WHAT YOU NEED TO DO:
Look through the listing below and work out how many of its lines hold the word "name". Give only the number.

[START OF AVAILABLE DATA]

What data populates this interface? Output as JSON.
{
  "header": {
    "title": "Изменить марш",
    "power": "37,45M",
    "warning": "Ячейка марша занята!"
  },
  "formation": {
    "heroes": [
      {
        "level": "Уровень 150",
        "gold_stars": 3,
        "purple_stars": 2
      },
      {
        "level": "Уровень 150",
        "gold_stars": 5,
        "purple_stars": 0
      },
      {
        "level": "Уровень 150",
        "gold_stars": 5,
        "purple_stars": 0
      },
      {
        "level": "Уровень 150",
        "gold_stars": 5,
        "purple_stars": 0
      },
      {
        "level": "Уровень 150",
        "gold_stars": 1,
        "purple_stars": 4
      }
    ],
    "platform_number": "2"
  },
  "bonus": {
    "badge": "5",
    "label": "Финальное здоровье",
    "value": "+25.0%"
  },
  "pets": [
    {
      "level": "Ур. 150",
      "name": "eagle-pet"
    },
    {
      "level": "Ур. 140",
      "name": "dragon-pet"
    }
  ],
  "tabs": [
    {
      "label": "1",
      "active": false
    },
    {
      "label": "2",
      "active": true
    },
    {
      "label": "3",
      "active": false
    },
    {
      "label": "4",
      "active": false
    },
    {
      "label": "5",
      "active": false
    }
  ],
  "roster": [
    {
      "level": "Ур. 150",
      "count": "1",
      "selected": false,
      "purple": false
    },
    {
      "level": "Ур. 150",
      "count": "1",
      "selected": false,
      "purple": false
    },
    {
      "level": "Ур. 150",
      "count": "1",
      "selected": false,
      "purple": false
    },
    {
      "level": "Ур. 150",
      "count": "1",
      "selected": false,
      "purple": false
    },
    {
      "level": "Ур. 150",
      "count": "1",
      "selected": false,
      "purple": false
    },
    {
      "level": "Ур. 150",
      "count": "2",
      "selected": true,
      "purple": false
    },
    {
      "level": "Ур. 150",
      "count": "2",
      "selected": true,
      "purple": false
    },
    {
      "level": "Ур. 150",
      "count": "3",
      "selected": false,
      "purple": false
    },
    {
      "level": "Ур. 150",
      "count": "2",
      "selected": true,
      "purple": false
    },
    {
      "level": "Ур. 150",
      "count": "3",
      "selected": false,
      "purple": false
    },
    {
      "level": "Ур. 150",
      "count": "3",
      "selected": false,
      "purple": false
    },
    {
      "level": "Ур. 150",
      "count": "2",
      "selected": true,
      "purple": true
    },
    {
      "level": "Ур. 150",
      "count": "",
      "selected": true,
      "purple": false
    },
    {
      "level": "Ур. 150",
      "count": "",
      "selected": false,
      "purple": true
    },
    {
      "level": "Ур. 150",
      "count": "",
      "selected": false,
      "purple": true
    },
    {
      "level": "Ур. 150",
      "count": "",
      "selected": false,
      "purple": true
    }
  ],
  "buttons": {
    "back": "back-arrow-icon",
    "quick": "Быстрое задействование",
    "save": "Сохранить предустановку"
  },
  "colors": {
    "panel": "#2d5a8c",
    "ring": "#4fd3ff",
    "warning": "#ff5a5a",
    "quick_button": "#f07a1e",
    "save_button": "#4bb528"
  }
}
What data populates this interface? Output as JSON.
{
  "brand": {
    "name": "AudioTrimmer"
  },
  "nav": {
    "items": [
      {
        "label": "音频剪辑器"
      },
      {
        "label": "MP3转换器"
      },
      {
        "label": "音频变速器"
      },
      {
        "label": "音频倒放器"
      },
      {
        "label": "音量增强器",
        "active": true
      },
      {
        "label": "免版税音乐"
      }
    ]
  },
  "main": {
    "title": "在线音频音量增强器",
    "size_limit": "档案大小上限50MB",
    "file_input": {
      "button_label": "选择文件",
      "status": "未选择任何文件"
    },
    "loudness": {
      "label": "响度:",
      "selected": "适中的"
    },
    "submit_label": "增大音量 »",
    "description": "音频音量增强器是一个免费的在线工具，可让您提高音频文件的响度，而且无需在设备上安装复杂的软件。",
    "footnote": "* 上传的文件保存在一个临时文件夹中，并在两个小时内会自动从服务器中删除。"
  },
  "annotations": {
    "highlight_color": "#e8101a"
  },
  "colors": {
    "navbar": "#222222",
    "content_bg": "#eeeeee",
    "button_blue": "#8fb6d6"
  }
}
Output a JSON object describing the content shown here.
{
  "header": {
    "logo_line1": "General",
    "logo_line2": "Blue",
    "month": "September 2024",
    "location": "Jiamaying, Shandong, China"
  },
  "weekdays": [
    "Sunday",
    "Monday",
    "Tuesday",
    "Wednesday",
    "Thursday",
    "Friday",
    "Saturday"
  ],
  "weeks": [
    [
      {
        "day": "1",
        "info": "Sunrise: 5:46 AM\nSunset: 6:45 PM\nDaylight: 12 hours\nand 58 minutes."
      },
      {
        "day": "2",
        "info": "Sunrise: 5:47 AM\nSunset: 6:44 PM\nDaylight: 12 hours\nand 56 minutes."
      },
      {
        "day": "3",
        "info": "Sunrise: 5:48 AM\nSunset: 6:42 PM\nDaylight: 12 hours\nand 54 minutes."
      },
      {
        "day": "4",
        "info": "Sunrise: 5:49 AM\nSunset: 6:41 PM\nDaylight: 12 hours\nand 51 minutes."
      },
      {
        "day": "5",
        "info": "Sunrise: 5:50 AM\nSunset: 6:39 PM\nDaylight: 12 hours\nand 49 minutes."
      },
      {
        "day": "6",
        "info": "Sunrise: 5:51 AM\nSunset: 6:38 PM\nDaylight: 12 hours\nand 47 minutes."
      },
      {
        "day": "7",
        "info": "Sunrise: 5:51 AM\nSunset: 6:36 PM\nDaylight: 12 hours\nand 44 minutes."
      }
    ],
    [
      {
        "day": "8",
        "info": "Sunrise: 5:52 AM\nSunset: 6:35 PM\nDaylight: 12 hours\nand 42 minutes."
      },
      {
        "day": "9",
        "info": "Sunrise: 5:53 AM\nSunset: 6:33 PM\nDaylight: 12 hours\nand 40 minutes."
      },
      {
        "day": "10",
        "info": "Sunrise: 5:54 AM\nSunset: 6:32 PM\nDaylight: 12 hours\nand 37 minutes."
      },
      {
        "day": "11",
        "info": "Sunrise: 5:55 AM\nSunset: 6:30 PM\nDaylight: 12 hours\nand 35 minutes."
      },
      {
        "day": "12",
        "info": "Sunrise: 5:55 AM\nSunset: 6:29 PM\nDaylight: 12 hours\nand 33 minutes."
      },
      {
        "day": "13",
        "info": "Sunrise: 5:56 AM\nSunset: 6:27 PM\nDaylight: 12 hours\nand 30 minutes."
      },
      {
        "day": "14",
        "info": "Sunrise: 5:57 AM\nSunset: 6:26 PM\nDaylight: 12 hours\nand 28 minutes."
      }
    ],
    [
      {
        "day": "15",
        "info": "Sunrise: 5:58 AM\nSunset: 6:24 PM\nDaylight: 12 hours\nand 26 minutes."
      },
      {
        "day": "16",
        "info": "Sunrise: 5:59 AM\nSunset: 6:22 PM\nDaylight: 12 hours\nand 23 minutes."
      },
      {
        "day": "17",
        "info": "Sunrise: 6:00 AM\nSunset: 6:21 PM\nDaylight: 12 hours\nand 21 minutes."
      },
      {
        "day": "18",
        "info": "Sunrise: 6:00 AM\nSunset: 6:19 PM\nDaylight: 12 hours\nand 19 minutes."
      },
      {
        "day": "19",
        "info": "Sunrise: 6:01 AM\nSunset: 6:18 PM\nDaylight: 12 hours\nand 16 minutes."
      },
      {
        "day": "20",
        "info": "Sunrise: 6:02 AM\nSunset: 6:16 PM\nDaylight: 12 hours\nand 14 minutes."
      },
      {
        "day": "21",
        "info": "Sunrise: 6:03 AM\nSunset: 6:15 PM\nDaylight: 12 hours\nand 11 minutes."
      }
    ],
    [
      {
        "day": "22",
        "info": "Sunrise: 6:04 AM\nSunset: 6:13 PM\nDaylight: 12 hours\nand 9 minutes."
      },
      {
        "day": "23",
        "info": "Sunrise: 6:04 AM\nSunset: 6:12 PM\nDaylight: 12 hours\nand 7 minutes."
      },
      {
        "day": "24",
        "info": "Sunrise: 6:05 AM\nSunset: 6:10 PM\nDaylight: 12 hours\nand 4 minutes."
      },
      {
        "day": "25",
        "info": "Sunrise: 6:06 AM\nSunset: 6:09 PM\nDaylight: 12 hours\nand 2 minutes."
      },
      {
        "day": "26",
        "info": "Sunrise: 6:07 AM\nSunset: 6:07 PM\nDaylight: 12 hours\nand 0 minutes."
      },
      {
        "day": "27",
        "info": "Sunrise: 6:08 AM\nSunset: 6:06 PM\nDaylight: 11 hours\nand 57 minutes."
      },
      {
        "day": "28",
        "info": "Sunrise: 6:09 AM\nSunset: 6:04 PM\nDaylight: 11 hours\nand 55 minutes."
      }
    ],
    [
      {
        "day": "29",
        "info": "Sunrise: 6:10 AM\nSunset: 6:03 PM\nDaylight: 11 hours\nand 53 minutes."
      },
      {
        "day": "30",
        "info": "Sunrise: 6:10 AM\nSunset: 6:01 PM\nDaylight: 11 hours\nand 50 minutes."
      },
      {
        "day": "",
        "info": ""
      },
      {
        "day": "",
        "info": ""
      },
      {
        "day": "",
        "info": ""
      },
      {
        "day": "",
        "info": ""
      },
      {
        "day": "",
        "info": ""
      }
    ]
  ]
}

[END OF AVAILABLE DATA]

SOLUTION FOR THIS PROBLEM:
3